• _WHAT THE TASK ASKS_: Please copy verbatim the lines in the items below, beginning at the line that contains "x-tick-label: 3 <box>622 368 629 380</box>" and stopping after the line that contains "y-tick-label: 0 <box>40 358 47 369</box>".

• _DATASET RECORDS_:
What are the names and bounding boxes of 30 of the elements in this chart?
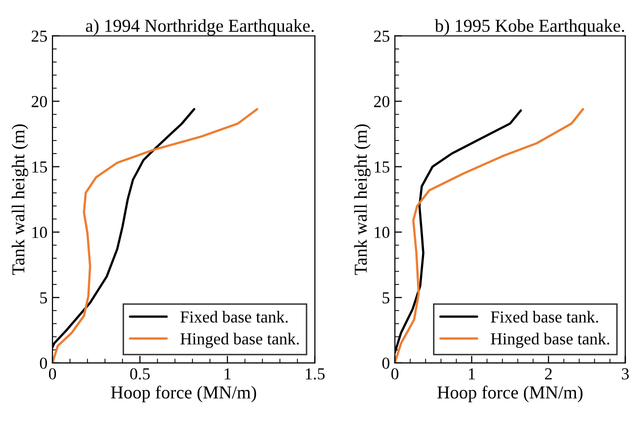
x-tick-label: 3 <box>622 368 629 380</box>
legend-label: Hinged base tank. <box>490 332 610 348</box>
y-axis-title: Tank wall height (m) <box>354 124 371 275</box>
x-tick-label: 1 <box>468 368 475 380</box>
y-tick-label: 20 <box>374 96 390 108</box>
y-tick-label: 0 <box>40 358 47 369</box>
y-tick-label: 5 <box>382 292 390 304</box>
x-tick-label: 2 <box>545 368 552 380</box>
y-tick-label: 5 <box>40 292 47 304</box>
x-tick-label: 1.5 <box>306 368 325 380</box>
y-tick-label: 20 <box>32 96 47 108</box>
y-tick-label: 10 <box>374 226 390 238</box>
x-tick-label: 0.5 <box>130 368 150 380</box>
chart-title: a) 1994 Northridge Earthquake. <box>86 19 314 36</box>
y-tick-label: 25 <box>32 30 47 42</box>
y-tick-label: 10 <box>32 226 47 238</box>
y-tick-label: 25 <box>374 30 390 42</box>
legend-label: Fixed base tank. <box>180 310 288 323</box>
x-tick-label: 1 <box>224 368 231 380</box>
y-tick-label: 0 <box>382 358 390 369</box>
x-axis-title: Hoop force (MN/m) <box>110 386 256 402</box>
chart-title: b) 1995 Kobe Earthquake. <box>434 19 624 36</box>
y-axis-title: Tank wall height (m) <box>12 124 28 275</box>
y-tick-label: 15 <box>374 161 390 173</box>
x-axis-title: Hoop force (MN/m) <box>437 386 582 402</box>
y-tick-label: 15 <box>32 161 47 173</box>
legend-label: Hinged base tank. <box>180 332 299 348</box>
legend-label: Fixed base tank. <box>490 310 598 323</box>
x-tick-label: 0 <box>391 368 398 380</box>
x-tick-label: 0 <box>48 368 56 380</box>
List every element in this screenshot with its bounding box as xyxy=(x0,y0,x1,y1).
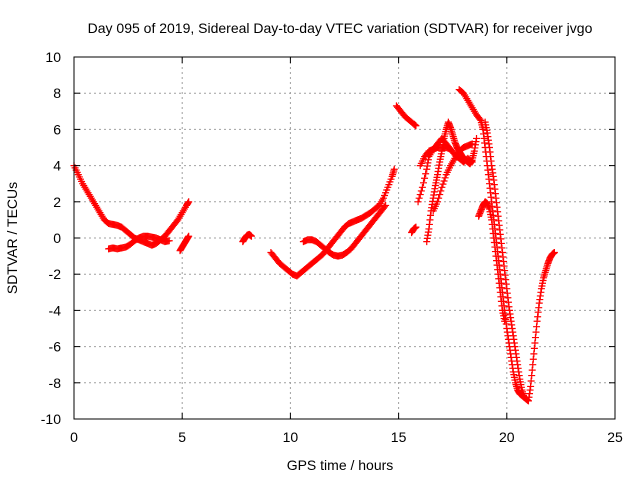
data-point xyxy=(437,187,445,195)
x-tick-label: 25 xyxy=(607,429,623,445)
data-series-segment xyxy=(176,232,193,255)
data-point xyxy=(440,177,448,185)
data-series-segment xyxy=(105,232,173,253)
y-tick-label: -2 xyxy=(49,266,62,282)
data-point xyxy=(185,198,193,206)
data-point xyxy=(435,194,443,202)
data-series-segment xyxy=(429,140,476,215)
grid-lines xyxy=(74,57,615,419)
data-point xyxy=(447,145,455,153)
y-tick-label: -6 xyxy=(49,339,62,355)
y-tick-label: 0 xyxy=(53,230,61,246)
data-point xyxy=(416,191,424,199)
data-point xyxy=(434,198,442,206)
x-tick-label: 5 xyxy=(178,429,186,445)
data-point xyxy=(439,180,447,188)
data-point xyxy=(417,187,425,195)
data-point xyxy=(436,191,444,199)
data-series-segment xyxy=(475,198,509,325)
data-point xyxy=(418,183,426,191)
data-series-segment xyxy=(423,118,481,246)
data-point xyxy=(185,232,193,240)
data-point xyxy=(419,179,427,187)
data-point xyxy=(438,183,446,191)
data-series-segment xyxy=(408,223,420,237)
data-point xyxy=(415,194,423,202)
data-point xyxy=(476,115,484,123)
data-point xyxy=(501,317,509,325)
data-series-segment xyxy=(70,162,193,249)
data-point xyxy=(412,223,420,231)
y-axis-label: SDTVAR / TECUs xyxy=(4,182,20,294)
data-point xyxy=(520,393,528,401)
data-point xyxy=(390,165,398,173)
data-point xyxy=(441,174,449,182)
y-tick-label: 8 xyxy=(53,85,61,101)
data-point xyxy=(468,140,476,148)
data-series-segment xyxy=(299,201,390,260)
y-tick-label: -10 xyxy=(41,411,61,427)
data-point xyxy=(382,201,390,209)
y-tick-label: 10 xyxy=(45,49,61,65)
y-tick-label: 4 xyxy=(53,158,61,174)
data-point xyxy=(247,232,255,240)
data-points xyxy=(70,86,558,405)
y-tick-label: -8 xyxy=(49,375,62,391)
data-point xyxy=(381,203,389,211)
data-point xyxy=(422,170,430,178)
data-series-segment xyxy=(392,102,420,130)
y-tick-label: 2 xyxy=(53,194,61,210)
data-point xyxy=(412,122,420,130)
data-point xyxy=(421,174,429,182)
x-tick-label: 0 xyxy=(70,429,78,445)
axis-ticks: 0 5 10 15 20 25 -10 -8 -6 -4 -2 0 2 4 6 8 10 xyxy=(41,49,623,445)
x-axis-label: GPS time / hours xyxy=(287,457,394,473)
x-tick-label: 15 xyxy=(391,429,407,445)
data-point xyxy=(550,248,558,256)
data-series-segment xyxy=(481,118,528,401)
y-tick-label: -4 xyxy=(49,302,62,318)
data-point xyxy=(165,237,173,245)
data-series-segment xyxy=(267,165,398,280)
x-tick-label: 20 xyxy=(499,429,515,445)
chart-title: Day 095 of 2019, Sidereal Day-to-day VTE… xyxy=(88,20,593,36)
x-tick-label: 10 xyxy=(283,429,299,445)
data-point xyxy=(414,198,422,206)
data-point xyxy=(473,134,481,142)
data-series-segment xyxy=(239,230,255,246)
y-tick-label: 6 xyxy=(53,121,61,137)
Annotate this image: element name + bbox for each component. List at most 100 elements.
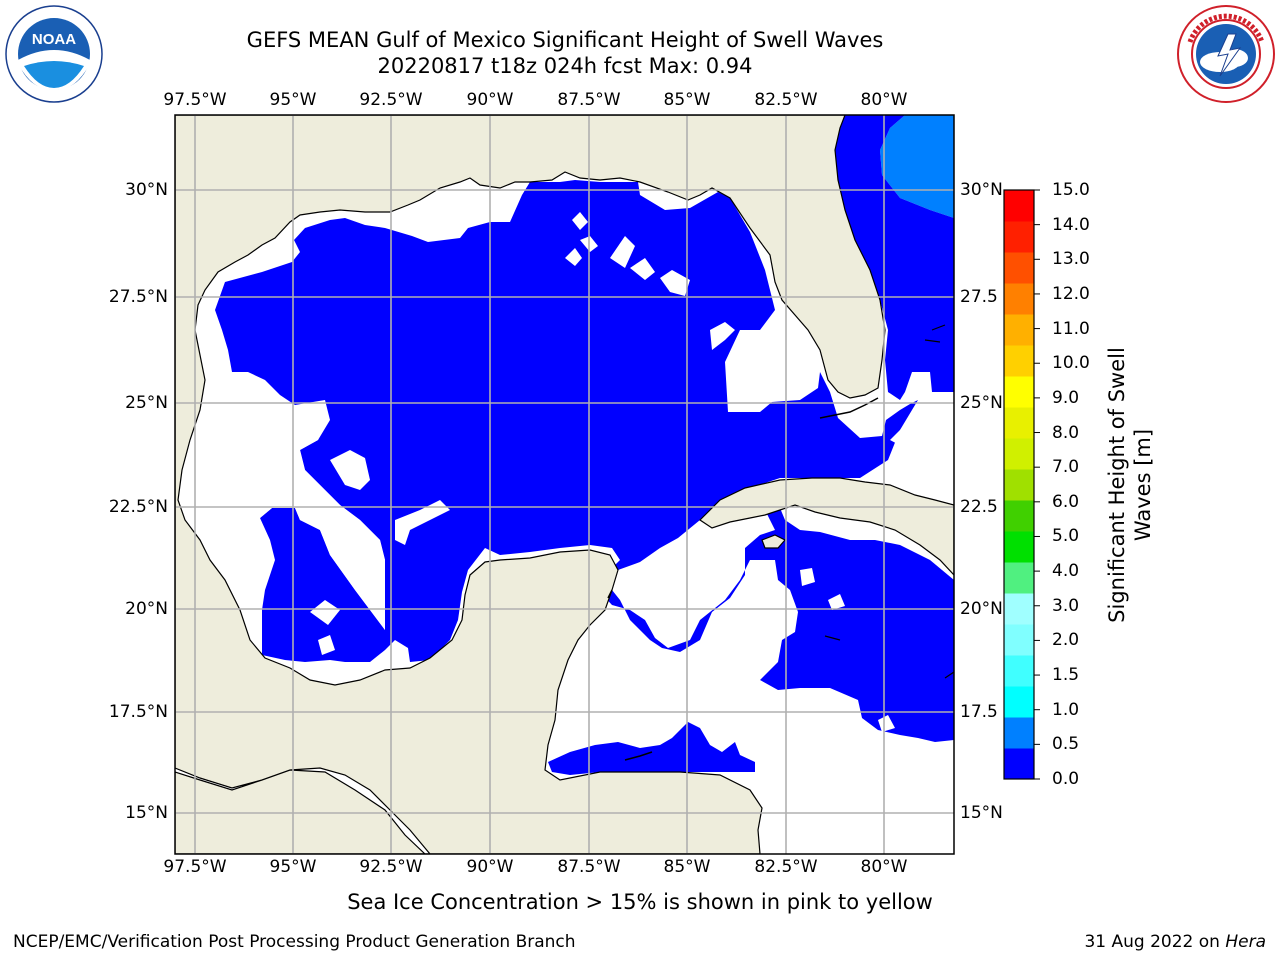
colorbar-tick-label: 5.0	[1052, 526, 1080, 547]
chart-subtitle: 20220817 t18z 024h fcst Max: 0.94	[377, 54, 753, 78]
no-data-patch	[610, 236, 635, 268]
noaa-logo: NOAA	[5, 5, 103, 103]
no-data-patch	[245, 545, 268, 570]
sea-ice-note-text: Sea Ice Concentration > 15% is shown in …	[347, 890, 933, 914]
lon-label-top: 95°W	[269, 90, 317, 110]
lon-label-bottom: 87.5°W	[557, 857, 621, 877]
footer-date-text: 31 Aug 2022 on	[1084, 932, 1220, 952]
no-data-patch	[878, 715, 895, 732]
caribbean-south-swell-region	[548, 722, 755, 775]
lat-label-left: 30°N	[125, 180, 168, 200]
lat-label-left: 25°N	[125, 393, 168, 413]
colorbar-segment	[1004, 252, 1034, 284]
colorbar-tick-label: 4.0	[1052, 561, 1080, 582]
noaa-logo-text: NOAA	[32, 31, 76, 48]
lon-label-bottom: 90°W	[466, 857, 514, 877]
nws-logo	[1177, 5, 1275, 103]
atlantic-east-swell-region	[835, 115, 954, 400]
lon-label-bottom: 80°W	[860, 857, 908, 877]
colorbar-tick-label: 3.0	[1052, 595, 1080, 616]
no-data-patch	[660, 270, 690, 296]
no-data-patch	[800, 568, 815, 586]
colorbar-tick-label: 14.0	[1052, 214, 1090, 235]
lat-label-right: 30°N	[960, 180, 1003, 200]
atlantic-swell-region	[880, 115, 954, 218]
map-frame	[174, 114, 955, 855]
no-data-patch	[630, 258, 655, 280]
no-data-patch	[310, 600, 340, 625]
lon-label-top: 92.5°W	[359, 90, 423, 110]
colorbar-tick-label: 10.0	[1052, 353, 1090, 374]
colorbar-frame	[1003, 189, 1035, 780]
lon-label-top: 87.5°W	[557, 90, 621, 110]
no-data-patch	[395, 500, 450, 545]
colorbar-title: Significant Height of Swell Waves [m]	[1105, 347, 1155, 623]
land-isla-juventud	[761, 534, 786, 549]
colorbar-segment	[1004, 345, 1034, 377]
lat-label-right: 25°N	[960, 393, 1003, 413]
no-data-patch	[245, 400, 385, 630]
colorbar-tick-label: 2.0	[1052, 630, 1080, 651]
colorbar-segment	[1004, 624, 1034, 656]
colorbar-tick-label: 13.0	[1052, 249, 1090, 270]
colorbar-segment	[1004, 469, 1034, 501]
colorbar-segment	[1004, 314, 1034, 346]
graticule	[175, 115, 954, 854]
lon-label-bottom: 85°W	[663, 857, 711, 877]
lat-label-right: 27.5	[960, 287, 998, 307]
land-bay-islands	[624, 751, 653, 761]
colorbar-segment	[1004, 190, 1034, 222]
colorbar-segment	[1004, 717, 1034, 749]
footer-machine: Hera	[1225, 932, 1266, 952]
colorbar-tick-label: 0.0	[1052, 769, 1080, 789]
land-mainland	[175, 115, 886, 854]
colorbar-tick-label: 7.0	[1052, 457, 1080, 478]
colorbar-tick-label: 15.0	[1052, 180, 1090, 200]
colorbar-tick-label: 11.0	[1052, 318, 1090, 339]
colorbar-tick-label: 6.0	[1052, 491, 1080, 512]
lon-label-bottom: 95°W	[269, 857, 317, 877]
colorbar-segment	[1004, 500, 1034, 532]
colorbar-segment	[1004, 376, 1034, 408]
lat-label-left: 20°N	[125, 599, 168, 619]
colorbar-tick-label: 9.0	[1052, 387, 1080, 408]
no-data-patch	[565, 248, 582, 266]
lon-label-top: 80°W	[860, 90, 908, 110]
colorbar-segment	[1004, 221, 1034, 253]
lat-label-right: 20°N	[960, 599, 1003, 619]
footer-date: 31 Aug 2022 on Hera	[1084, 932, 1266, 952]
lon-label-top: 97.5°W	[163, 90, 227, 110]
lat-label-right: 15°N	[960, 803, 1003, 823]
colorbar	[1003, 189, 1040, 780]
lat-label-left: 17.5°N	[108, 702, 168, 722]
no-data-patch	[710, 322, 735, 350]
lon-label-bottom: 92.5°W	[359, 857, 423, 877]
colorbar-tick-label: 12.0	[1052, 283, 1090, 304]
colorbar-tick-label: 8.0	[1052, 422, 1080, 443]
sea-ice-note: Sea Ice Concentration > 15% is shown in …	[0, 890, 1280, 914]
colorbar-tick-label: 1.5	[1052, 665, 1080, 686]
chart-title: GEFS MEAN Gulf of Mexico Significant Hei…	[246, 28, 884, 52]
gulf-swell-region	[215, 180, 954, 742]
land-bahamas	[824, 324, 954, 679]
lat-label-right: 17.5	[960, 702, 998, 722]
lat-label-left: 22.5°N	[108, 497, 168, 517]
colorbar-segment	[1004, 562, 1034, 594]
no-data-patch	[628, 566, 648, 585]
lat-label-left: 15°N	[125, 803, 168, 823]
colorbar-segment	[1004, 655, 1034, 687]
no-data-patch	[318, 635, 335, 655]
lon-label-top: 82.5°W	[754, 90, 818, 110]
land-cozumel	[607, 589, 613, 599]
lat-label-left: 27.5°N	[108, 287, 168, 307]
land-cuba	[699, 477, 954, 576]
no-data-patch	[330, 450, 370, 490]
colorbar-tick-label: 0.5	[1052, 734, 1080, 755]
lon-label-top: 90°W	[466, 90, 514, 110]
colorbar-segment	[1004, 283, 1034, 315]
colorbar-segment	[1004, 686, 1034, 718]
colorbar-segment	[1004, 748, 1034, 780]
footer-credit: NCEP/EMC/Verification Post Processing Pr…	[13, 932, 576, 952]
lat-label-right: 22.5	[960, 497, 998, 517]
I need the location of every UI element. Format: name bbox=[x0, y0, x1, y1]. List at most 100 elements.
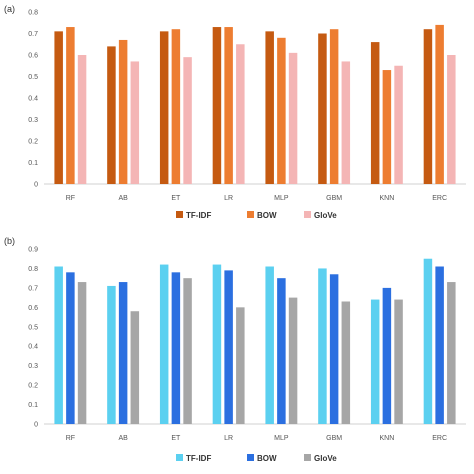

• _REPLY TO THE TASK_:
x-tick-label: 3 <box>622 368 629 380</box>
legend-label: Hinged base tank. <box>490 332 610 348</box>
y-axis-title: Tank wall height (m) <box>354 124 371 275</box>
x-tick-label: 1 <box>468 368 475 380</box>
y-tick-label: 20 <box>374 96 390 108</box>
y-tick-label: 0 <box>40 358 47 369</box>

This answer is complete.